Data entries:

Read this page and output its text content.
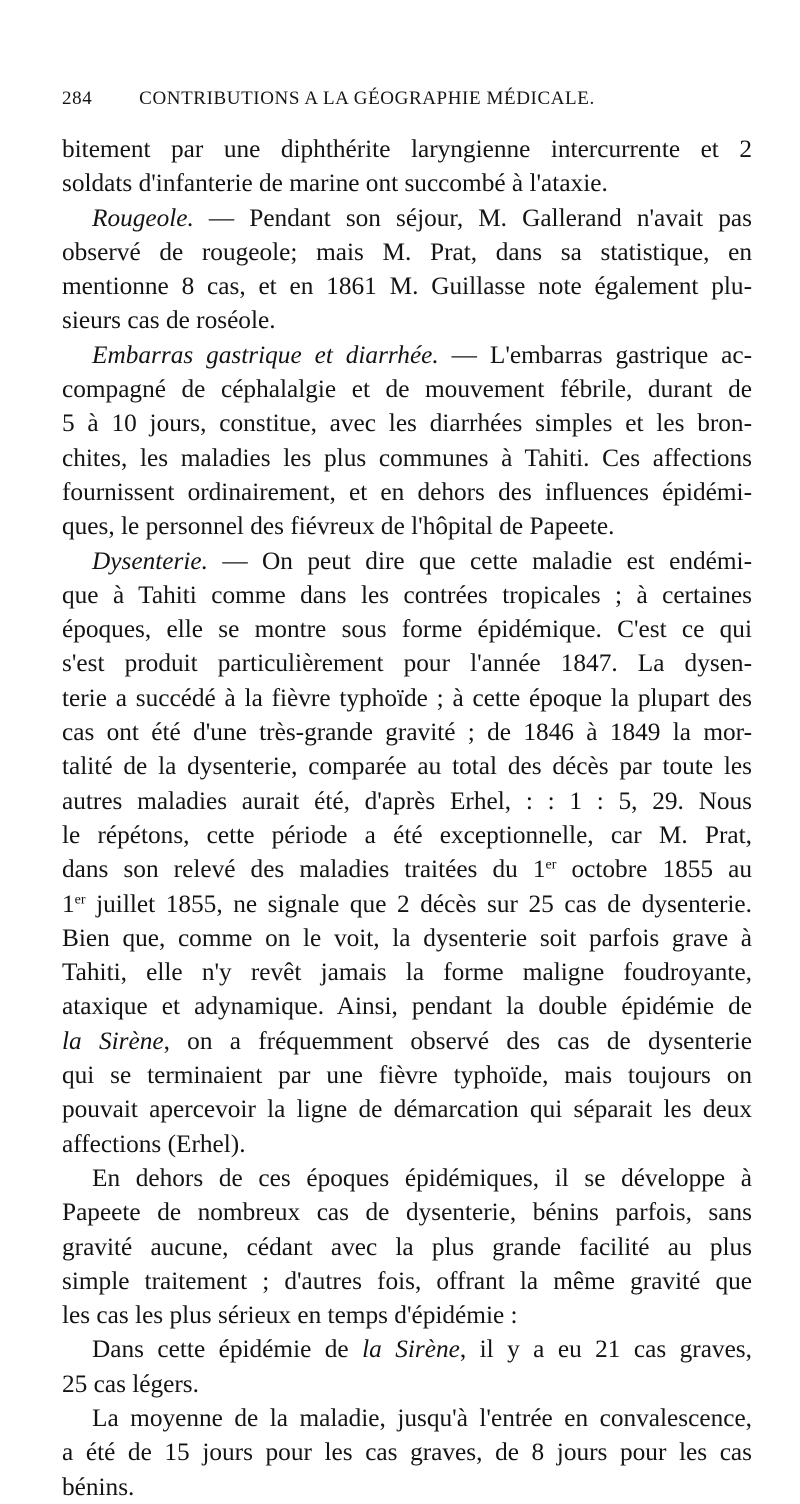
284	CONTRIBUTIONS A LA GÉOGRAPHIE MÉDICALE.

bitement par une diphthérite laryngienne intercurrente et 2

soldats d'infanterie de marine ont succombé à l'ataxie.

Rougeole. — Pendant son séjour, M. Gallerand n'avait pas

observé de rougeole; mais M. Prat, dans sa statistique, en

mentionne 8 cas, et en 1861 M. Guillasse note également plu-

sieurs cas de roséole.

Embarras gastrique et diarrhée. — L'embarras gastrique ac-

compagné de céphalalgie et de mouvement fébrile, durant de

5 à 10 jours, constitue, avec les diarrhées simples et les bron-

chites, les maladies les plus communes à Tahiti. Ces affections

fournissent ordinairement, et en dehors des influences épidémi-

ques, le personnel des fiévreux de l'hôpital de Papeete.

Dysenterie. — On peut dire que cette maladie est endémi-

que à Tahiti comme dans les contrées tropicales ; à certaines

époques, elle se montre sous forme épidémique. C'est ce qui

s'est produit particulièrement pour l'année 1847. La dysen-

terie a succédé à la fièvre typhoïde ; à cette époque la plupart des

cas ont été d'une très-grande gravité ; de 1846 à 1849 la mor-

talité de la dysenterie, comparée au total des décès par toute les

autres maladies aurait été, d'après Erhel, : : 1 : 5, 29. Nous

le répétons, cette période a été exceptionnelle, car M. Prat,

dans son relevé des maladies traitées du 1er octobre 1855 au

1er juillet 1855, ne signale que 2 décès sur 25 cas de dysenterie.

Bien que, comme on le voit, la dysenterie soit parfois grave à

Tahiti, elle n'y revêt jamais la forme maligne foudroyante,

ataxique et adynamique. Ainsi, pendant la double épidémie de

la Sirène, on a fréquemment observé des cas de dysenterie

qui se terminaient par une fièvre typhoïde, mais toujours on

pouvait apercevoir la ligne de démarcation qui séparait les deux

affections (Erhel).

En dehors de ces époques épidémiques, il se développe à

Papeete de nombreux cas de dysenterie, bénins parfois, sans

gravité aucune, cédant avec la plus grande facilité au plus

simple traitement ; d'autres fois, offrant la même gravité que

les cas les plus sérieux en temps d'épidémie :

Dans cette épidémie de la Sirène, il y a eu 21 cas graves,

25 cas légers.

La moyenne de la maladie, jusqu'à l'entrée en convalescence,

a été de 15 jours pour les cas graves, de 8 jours pour les cas

bénins.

What needs to be done: Give back the entries verbatim. Do not include any picture.

Full response:
Read this page and output its text content.
284	CONTRIBUTIONS A LA GÉOGRAPHIE MÉDICALE.

bitement par une diphthérite laryngienne intercurrente et 2

soldats d'infanterie de marine ont succombé à l'ataxie.

Rougeole. — Pendant son séjour, M. Gallerand n'avait pas

observé de rougeole; mais M. Prat, dans sa statistique, en

mentionne 8 cas, et en 1861 M. Guillasse note également plu-

sieurs cas de roséole.

Embarras gastrique et diarrhée. — L'embarras gastrique ac-

compagné de céphalalgie et de mouvement fébrile, durant de

5 à 10 jours, constitue, avec les diarrhées simples et les bron-

chites, les maladies les plus communes à Tahiti. Ces affections

fournissent ordinairement, et en dehors des influences épidémi-

ques, le personnel des fiévreux de l'hôpital de Papeete.

Dysenterie. — On peut dire que cette maladie est endémi-

que à Tahiti comme dans les contrées tropicales ; à certaines

époques, elle se montre sous forme épidémique. C'est ce qui

s'est produit particulièrement pour l'année 1847. La dysen-

terie a succédé à la fièvre typhoïde ; à cette époque la plupart des

cas ont été d'une très-grande gravité ; de 1846 à 1849 la mor-

talité de la dysenterie, comparée au total des décès par toute les

autres maladies aurait été, d'après Erhel, : : 1 : 5, 29. Nous

le répétons, cette période a été exceptionnelle, car M. Prat,

dans son relevé des maladies traitées du 1er octobre 1855 au

1er juillet 1855, ne signale que 2 décès sur 25 cas de dysenterie.

Bien que, comme on le voit, la dysenterie soit parfois grave à

Tahiti, elle n'y revêt jamais la forme maligne foudroyante,

ataxique et adynamique. Ainsi, pendant la double épidémie de

la Sirène, on a fréquemment observé des cas de dysenterie

qui se terminaient par une fièvre typhoïde, mais toujours on

pouvait apercevoir la ligne de démarcation qui séparait les deux

affections (Erhel).

En dehors de ces époques épidémiques, il se développe à

Papeete de nombreux cas de dysenterie, bénins parfois, sans

gravité aucune, cédant avec la plus grande facilité au plus

simple traitement ; d'autres fois, offrant la même gravité que

les cas les plus sérieux en temps d'épidémie :

Dans cette épidémie de la Sirène, il y a eu 21 cas graves,

25 cas légers.

La moyenne de la maladie, jusqu'à l'entrée en convalescence,

a été de 15 jours pour les cas graves, de 8 jours pour les cas

bénins.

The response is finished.